### [Problem description]
Give only one thing: the number of lines that include the word "yang".
# Start of Data to process
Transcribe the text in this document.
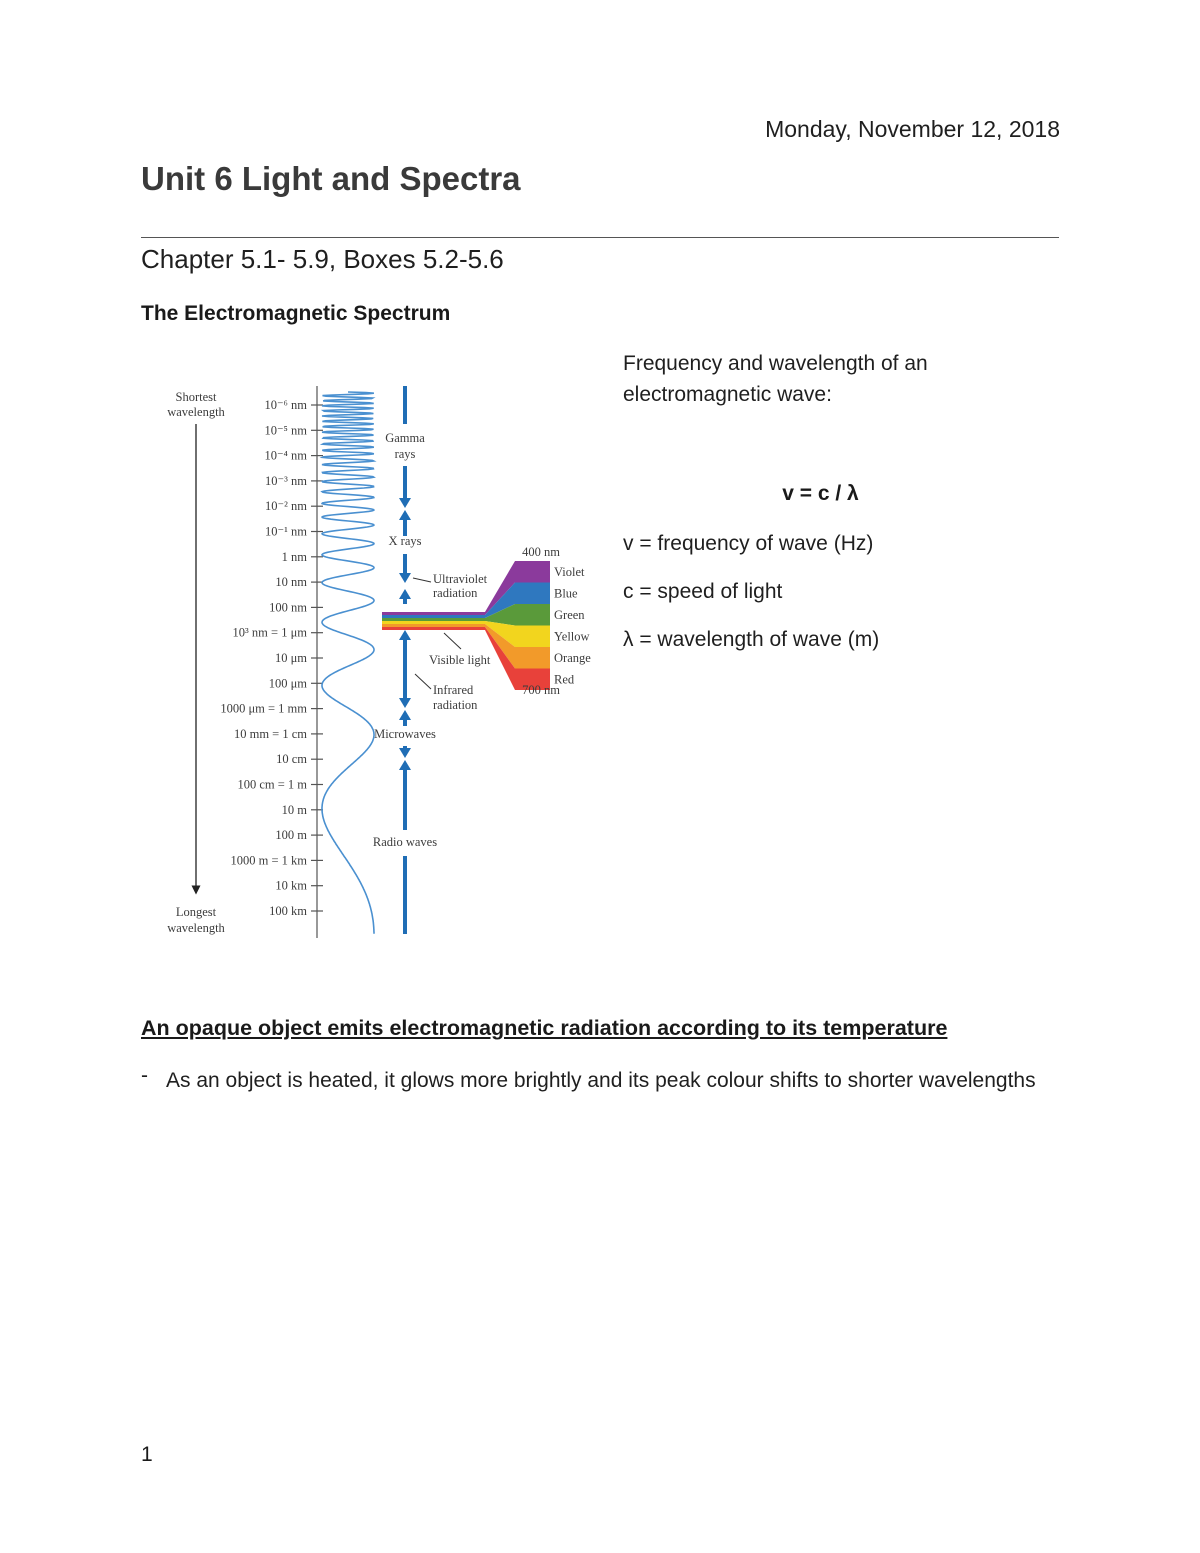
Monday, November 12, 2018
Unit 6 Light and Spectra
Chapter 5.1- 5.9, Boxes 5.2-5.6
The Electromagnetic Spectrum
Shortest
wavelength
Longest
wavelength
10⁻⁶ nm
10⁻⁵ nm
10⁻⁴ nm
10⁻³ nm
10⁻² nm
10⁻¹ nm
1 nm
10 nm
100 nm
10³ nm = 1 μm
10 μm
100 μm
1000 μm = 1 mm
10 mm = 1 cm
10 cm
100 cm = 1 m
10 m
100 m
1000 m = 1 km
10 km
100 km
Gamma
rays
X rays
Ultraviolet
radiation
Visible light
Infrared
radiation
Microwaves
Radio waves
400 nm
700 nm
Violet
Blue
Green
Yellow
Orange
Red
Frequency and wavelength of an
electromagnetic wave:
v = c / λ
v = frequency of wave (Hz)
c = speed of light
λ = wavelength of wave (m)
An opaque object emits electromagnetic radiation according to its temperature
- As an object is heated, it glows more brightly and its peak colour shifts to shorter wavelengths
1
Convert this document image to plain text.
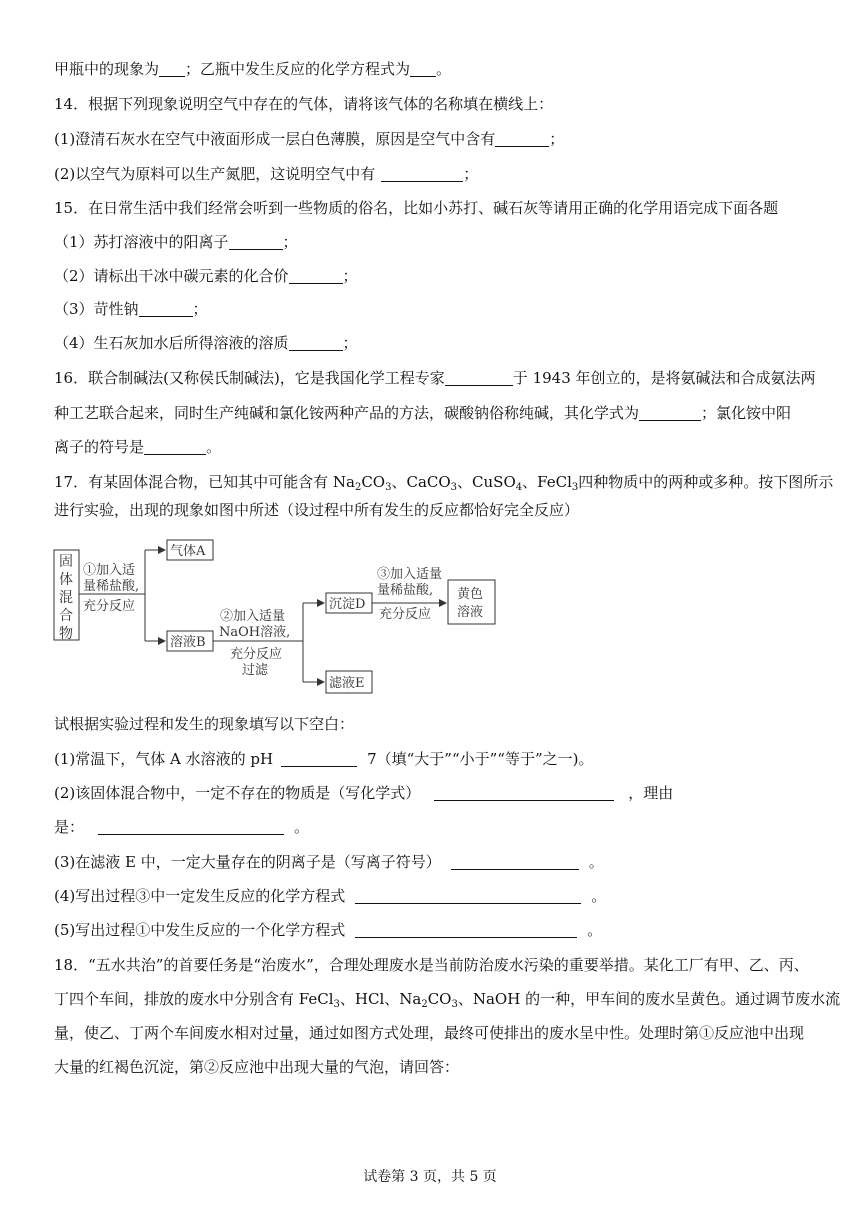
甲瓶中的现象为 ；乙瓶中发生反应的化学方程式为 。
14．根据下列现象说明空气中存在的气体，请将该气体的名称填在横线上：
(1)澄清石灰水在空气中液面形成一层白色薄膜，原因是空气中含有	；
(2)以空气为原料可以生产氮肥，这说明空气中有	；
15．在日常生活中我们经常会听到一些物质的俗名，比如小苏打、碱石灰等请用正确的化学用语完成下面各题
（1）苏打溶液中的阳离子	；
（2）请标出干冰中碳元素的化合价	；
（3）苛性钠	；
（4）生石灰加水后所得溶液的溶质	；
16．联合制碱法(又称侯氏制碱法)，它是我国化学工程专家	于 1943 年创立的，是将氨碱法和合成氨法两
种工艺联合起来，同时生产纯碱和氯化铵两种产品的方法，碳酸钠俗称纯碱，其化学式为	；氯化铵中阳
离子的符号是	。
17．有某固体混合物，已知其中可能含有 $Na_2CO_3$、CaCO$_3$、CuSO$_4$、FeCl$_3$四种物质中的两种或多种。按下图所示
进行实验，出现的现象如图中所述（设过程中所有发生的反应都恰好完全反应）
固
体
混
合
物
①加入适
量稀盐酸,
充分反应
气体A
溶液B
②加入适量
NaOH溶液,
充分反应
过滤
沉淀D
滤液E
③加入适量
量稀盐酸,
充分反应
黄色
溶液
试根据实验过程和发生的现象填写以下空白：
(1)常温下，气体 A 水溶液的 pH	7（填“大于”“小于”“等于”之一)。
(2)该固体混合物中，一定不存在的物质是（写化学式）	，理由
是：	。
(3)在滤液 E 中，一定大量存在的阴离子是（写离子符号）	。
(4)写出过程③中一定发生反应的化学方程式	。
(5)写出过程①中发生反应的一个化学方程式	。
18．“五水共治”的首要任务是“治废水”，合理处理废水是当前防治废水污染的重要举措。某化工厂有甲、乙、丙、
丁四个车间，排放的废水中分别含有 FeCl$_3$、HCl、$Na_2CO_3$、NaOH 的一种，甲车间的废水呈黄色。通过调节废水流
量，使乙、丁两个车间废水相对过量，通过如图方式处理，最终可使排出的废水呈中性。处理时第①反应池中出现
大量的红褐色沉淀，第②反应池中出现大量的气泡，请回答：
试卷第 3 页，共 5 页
# End of Data to process
# Start of Data to process
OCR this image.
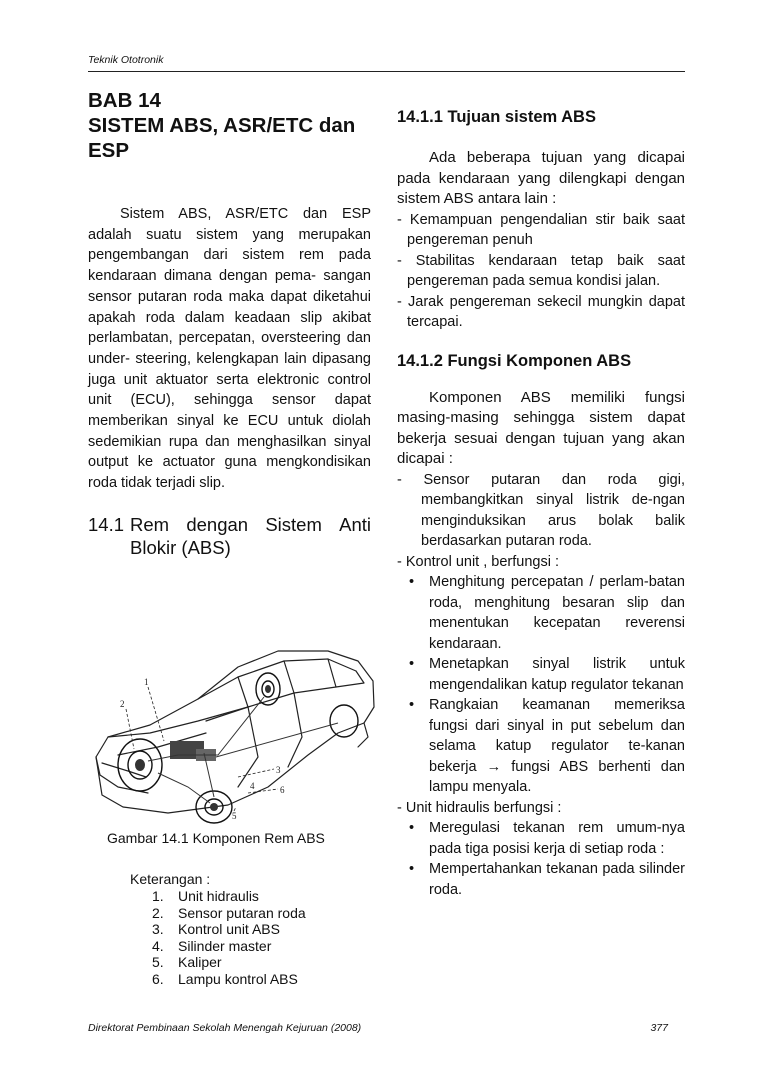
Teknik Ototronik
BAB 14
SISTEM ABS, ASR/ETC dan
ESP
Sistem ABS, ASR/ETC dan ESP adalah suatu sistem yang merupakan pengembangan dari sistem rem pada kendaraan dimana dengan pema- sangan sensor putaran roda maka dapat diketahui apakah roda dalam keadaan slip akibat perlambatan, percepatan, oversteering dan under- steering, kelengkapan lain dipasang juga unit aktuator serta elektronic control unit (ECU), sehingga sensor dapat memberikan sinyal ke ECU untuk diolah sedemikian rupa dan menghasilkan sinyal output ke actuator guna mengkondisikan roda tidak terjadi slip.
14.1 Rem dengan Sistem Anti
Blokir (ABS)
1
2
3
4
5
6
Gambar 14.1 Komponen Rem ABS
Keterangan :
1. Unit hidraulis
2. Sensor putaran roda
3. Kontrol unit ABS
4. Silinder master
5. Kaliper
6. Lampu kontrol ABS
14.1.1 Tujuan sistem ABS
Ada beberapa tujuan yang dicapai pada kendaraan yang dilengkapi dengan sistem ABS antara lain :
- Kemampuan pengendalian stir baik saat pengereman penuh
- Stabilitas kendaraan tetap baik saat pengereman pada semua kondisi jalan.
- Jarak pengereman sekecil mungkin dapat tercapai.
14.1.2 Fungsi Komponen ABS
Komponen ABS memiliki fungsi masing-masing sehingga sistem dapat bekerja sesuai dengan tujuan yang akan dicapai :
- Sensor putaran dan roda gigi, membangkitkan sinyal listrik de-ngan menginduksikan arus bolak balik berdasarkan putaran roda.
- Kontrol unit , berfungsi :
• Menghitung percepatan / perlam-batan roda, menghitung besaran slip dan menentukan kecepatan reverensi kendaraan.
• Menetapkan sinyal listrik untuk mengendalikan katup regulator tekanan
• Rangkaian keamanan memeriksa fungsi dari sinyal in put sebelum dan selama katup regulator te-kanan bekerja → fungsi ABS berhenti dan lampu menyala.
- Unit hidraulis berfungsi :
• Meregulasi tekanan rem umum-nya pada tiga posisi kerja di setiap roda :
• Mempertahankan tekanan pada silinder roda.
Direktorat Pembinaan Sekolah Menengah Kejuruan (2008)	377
# End of Data to process
### [Complete output]
3